▶ [Set exercise]: Below is a set of records; print all of them exactly as written.

··· Source material

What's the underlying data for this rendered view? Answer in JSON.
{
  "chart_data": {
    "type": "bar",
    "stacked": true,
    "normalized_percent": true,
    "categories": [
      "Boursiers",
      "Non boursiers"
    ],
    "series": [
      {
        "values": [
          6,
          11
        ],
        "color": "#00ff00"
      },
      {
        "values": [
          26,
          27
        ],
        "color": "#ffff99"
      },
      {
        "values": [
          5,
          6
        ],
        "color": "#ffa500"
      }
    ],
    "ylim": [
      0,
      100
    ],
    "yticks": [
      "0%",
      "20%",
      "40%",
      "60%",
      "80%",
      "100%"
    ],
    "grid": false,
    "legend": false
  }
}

······

▶ [Written response]:
What's the underlying data for this rendered view? Answer in JSON.
{
  "chart_data": {
    "type": "bar",
    "stacked": true,
    "normalized_percent": true,
    "categories": [
      "Boursiers",
      "Non boursiers"
    ],
    "series": [
      {
        "values": [
          6,
          11
        ],
        "color": "#00ff00"
      },
      {
        "values": [
          26,
          27
        ],
        "color": "#ffff99"
      },
      {
        "values": [
          5,
          6
        ],
        "color": "#ffa500"
      }
    ],
    "ylim": [
      0,
      100
    ],
    "yticks": [
      "0%",
      "20%",
      "40%",
      "60%",
      "80%",
      "100%"
    ],
    "grid": false,
    "legend": false
  }
}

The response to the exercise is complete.